#### Given problem:
Copy each line exactly. Leave nothing out.

================================

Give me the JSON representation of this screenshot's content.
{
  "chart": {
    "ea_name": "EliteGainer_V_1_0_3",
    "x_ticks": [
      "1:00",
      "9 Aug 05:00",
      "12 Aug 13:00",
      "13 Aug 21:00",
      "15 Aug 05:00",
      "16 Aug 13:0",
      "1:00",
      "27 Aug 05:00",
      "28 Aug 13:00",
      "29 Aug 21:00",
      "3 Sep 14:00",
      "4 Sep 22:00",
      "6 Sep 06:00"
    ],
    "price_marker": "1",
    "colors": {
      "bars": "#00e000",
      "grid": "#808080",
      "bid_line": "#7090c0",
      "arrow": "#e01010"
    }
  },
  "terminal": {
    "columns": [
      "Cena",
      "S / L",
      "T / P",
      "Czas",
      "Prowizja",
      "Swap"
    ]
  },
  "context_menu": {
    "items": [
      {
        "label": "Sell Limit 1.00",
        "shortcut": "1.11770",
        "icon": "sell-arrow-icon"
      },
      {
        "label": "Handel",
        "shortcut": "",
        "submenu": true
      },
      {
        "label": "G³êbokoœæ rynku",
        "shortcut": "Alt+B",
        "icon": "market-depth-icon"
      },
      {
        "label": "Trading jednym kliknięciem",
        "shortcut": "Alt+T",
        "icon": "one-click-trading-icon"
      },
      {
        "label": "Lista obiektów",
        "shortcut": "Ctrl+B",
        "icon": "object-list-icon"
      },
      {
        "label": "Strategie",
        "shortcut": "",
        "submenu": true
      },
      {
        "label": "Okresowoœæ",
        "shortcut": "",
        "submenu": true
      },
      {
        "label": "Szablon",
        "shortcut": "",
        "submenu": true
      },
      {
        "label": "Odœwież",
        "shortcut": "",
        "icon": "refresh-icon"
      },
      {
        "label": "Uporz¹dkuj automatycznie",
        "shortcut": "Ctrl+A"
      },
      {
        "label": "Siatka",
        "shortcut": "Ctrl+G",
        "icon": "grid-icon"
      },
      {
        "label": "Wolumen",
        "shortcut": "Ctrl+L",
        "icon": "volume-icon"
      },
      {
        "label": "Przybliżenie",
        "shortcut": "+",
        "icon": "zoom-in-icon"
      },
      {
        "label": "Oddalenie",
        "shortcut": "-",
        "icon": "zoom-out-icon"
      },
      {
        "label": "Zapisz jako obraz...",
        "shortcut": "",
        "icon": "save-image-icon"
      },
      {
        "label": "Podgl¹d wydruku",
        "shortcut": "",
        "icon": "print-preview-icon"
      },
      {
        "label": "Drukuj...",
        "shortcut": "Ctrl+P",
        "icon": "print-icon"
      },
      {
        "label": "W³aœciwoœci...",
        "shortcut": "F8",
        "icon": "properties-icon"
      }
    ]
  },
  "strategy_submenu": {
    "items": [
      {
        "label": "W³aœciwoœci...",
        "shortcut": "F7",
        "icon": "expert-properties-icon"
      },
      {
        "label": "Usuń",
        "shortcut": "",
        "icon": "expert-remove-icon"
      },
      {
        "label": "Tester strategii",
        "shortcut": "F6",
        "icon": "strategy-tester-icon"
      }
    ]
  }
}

================================

#### Result for this task:
Give me the JSON representation of this screenshot's content.
{
  "chart": {
    "ea_name": "EliteGainer_V_1_0_3",
    "x_ticks": [
      "1:00",
      "9 Aug 05:00",
      "12 Aug 13:00",
      "13 Aug 21:00",
      "15 Aug 05:00",
      "16 Aug 13:0",
      "1:00",
      "27 Aug 05:00",
      "28 Aug 13:00",
      "29 Aug 21:00",
      "3 Sep 14:00",
      "4 Sep 22:00",
      "6 Sep 06:00"
    ],
    "price_marker": "1",
    "colors": {
      "bars": "#00e000",
      "grid": "#808080",
      "bid_line": "#7090c0",
      "arrow": "#e01010"
    }
  },
  "terminal": {
    "columns": [
      "Cena",
      "S / L",
      "T / P",
      "Czas",
      "Prowizja",
      "Swap"
    ]
  },
  "context_menu": {
    "items": [
      {
        "label": "Sell Limit 1.00",
        "shortcut": "1.11770",
        "icon": "sell-arrow-icon"
      },
      {
        "label": "Handel",
        "shortcut": "",
        "submenu": true
      },
      {
        "label": "G³êbokoœæ rynku",
        "shortcut": "Alt+B",
        "icon": "market-depth-icon"
      },
      {
        "label": "Trading jednym kliknięciem",
        "shortcut": "Alt+T",
        "icon": "one-click-trading-icon"
      },
      {
        "label": "Lista obiektów",
        "shortcut": "Ctrl+B",
        "icon": "object-list-icon"
      },
      {
        "label": "Strategie",
        "shortcut": "",
        "submenu": true
      },
      {
        "label": "Okresowoœæ",
        "shortcut": "",
        "submenu": true
      },
      {
        "label": "Szablon",
        "shortcut": "",
        "submenu": true
      },
      {
        "label": "Odœwież",
        "shortcut": "",
        "icon": "refresh-icon"
      },
      {
        "label": "Uporz¹dkuj automatycznie",
        "shortcut": "Ctrl+A"
      },
      {
        "label": "Siatka",
        "shortcut": "Ctrl+G",
        "icon": "grid-icon"
      },
      {
        "label": "Wolumen",
        "shortcut": "Ctrl+L",
        "icon": "volume-icon"
      },
      {
        "label": "Przybliżenie",
        "shortcut": "+",
        "icon": "zoom-in-icon"
      },
      {
        "label": "Oddalenie",
        "shortcut": "-",
        "icon": "zoom-out-icon"
      },
      {
        "label": "Zapisz jako obraz...",
        "shortcut": "",
        "icon": "save-image-icon"
      },
      {
        "label": "Podgl¹d wydruku",
        "shortcut": "",
        "icon": "print-preview-icon"
      },
      {
        "label": "Drukuj...",
        "shortcut": "Ctrl+P",
        "icon": "print-icon"
      },
      {
        "label": "W³aœciwoœci...",
        "shortcut": "F8",
        "icon": "properties-icon"
      }
    ]
  },
  "strategy_submenu": {
    "items": [
      {
        "label": "W³aœciwoœci...",
        "shortcut": "F7",
        "icon": "expert-properties-icon"
      },
      {
        "label": "Usuń",
        "shortcut": "",
        "icon": "expert-remove-icon"
      },
      {
        "label": "Tester strategii",
        "shortcut": "F6",
        "icon": "strategy-tester-icon"
      }
    ]
  }
}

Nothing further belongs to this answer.